EXERCISE TASK
Check each line of the records for "إليك"; collect those that have it.
• • •
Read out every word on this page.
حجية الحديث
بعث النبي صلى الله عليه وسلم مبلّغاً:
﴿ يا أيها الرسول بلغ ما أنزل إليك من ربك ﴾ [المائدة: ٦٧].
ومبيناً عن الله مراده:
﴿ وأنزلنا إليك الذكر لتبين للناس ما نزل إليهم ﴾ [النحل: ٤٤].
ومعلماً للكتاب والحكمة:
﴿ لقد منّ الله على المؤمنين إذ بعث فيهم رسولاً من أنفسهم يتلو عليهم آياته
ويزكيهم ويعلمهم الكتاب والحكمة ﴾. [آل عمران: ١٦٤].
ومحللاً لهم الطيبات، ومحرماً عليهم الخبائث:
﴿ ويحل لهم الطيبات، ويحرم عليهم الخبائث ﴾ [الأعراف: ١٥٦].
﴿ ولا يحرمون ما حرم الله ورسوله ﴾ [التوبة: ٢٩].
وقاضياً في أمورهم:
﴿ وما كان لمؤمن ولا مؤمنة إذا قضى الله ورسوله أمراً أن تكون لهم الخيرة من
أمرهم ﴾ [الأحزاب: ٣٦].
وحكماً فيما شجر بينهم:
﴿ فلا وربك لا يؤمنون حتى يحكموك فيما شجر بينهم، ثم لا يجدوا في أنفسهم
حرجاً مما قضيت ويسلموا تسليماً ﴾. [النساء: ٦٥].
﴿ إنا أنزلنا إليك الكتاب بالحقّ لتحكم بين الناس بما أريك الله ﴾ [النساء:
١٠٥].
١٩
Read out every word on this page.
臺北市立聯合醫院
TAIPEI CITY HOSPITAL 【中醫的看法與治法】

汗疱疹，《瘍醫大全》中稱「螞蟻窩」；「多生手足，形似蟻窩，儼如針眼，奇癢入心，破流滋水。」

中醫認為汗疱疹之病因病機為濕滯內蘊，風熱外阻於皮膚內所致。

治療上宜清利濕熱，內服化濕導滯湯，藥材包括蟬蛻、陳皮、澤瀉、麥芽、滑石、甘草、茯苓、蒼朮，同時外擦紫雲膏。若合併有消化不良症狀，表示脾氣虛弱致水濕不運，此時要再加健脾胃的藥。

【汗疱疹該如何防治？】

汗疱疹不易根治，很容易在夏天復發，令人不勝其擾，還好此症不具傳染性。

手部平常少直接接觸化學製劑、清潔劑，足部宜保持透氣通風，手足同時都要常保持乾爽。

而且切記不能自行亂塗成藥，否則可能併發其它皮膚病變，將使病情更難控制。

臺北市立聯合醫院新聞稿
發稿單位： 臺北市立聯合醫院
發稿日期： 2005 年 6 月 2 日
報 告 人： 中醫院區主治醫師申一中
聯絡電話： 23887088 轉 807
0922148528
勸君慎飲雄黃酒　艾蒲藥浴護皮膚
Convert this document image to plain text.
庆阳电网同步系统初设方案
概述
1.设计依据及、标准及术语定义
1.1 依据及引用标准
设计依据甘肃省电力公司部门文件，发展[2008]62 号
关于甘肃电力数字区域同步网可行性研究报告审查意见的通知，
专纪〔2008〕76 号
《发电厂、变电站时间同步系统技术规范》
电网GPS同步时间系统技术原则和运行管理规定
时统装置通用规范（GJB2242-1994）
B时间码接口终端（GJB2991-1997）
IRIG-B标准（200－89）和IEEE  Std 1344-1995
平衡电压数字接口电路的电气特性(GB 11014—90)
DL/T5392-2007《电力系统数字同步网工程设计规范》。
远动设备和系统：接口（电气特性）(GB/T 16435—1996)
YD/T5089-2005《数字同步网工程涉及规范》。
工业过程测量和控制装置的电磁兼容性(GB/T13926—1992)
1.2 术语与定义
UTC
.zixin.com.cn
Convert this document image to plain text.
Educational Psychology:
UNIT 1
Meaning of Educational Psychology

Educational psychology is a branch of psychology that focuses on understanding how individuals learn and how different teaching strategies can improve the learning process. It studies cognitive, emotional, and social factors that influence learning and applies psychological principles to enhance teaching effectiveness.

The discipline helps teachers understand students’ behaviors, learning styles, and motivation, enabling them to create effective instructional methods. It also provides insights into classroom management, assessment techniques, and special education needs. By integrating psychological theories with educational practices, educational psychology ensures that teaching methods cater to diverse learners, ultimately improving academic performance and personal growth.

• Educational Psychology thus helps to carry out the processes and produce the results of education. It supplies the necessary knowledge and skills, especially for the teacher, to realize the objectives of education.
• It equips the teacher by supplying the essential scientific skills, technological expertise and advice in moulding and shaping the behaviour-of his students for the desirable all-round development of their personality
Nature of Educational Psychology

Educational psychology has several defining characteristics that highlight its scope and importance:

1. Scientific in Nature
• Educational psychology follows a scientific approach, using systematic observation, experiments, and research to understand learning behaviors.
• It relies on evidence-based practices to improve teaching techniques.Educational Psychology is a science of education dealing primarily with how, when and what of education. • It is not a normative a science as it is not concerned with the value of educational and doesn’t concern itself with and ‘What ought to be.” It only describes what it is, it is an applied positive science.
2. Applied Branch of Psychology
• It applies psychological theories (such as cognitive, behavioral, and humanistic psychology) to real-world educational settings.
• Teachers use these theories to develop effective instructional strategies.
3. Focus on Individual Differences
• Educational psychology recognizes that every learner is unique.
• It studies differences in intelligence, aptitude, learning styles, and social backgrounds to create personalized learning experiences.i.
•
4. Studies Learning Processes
• • •
CORRECT RESULT
﴿ يا أيها الرسول بلغ ما أنزل إليك من ربك ﴾ [المائدة: ٦٧].
﴿ وأنزلنا إليك الذكر لتبين للناس ما نزل إليهم ﴾ [النحل: ٤٤].
﴿ إنا أنزلنا إليك الكتاب بالحقّ لتحكم بين الناس بما أريك الله ﴾ [النساء:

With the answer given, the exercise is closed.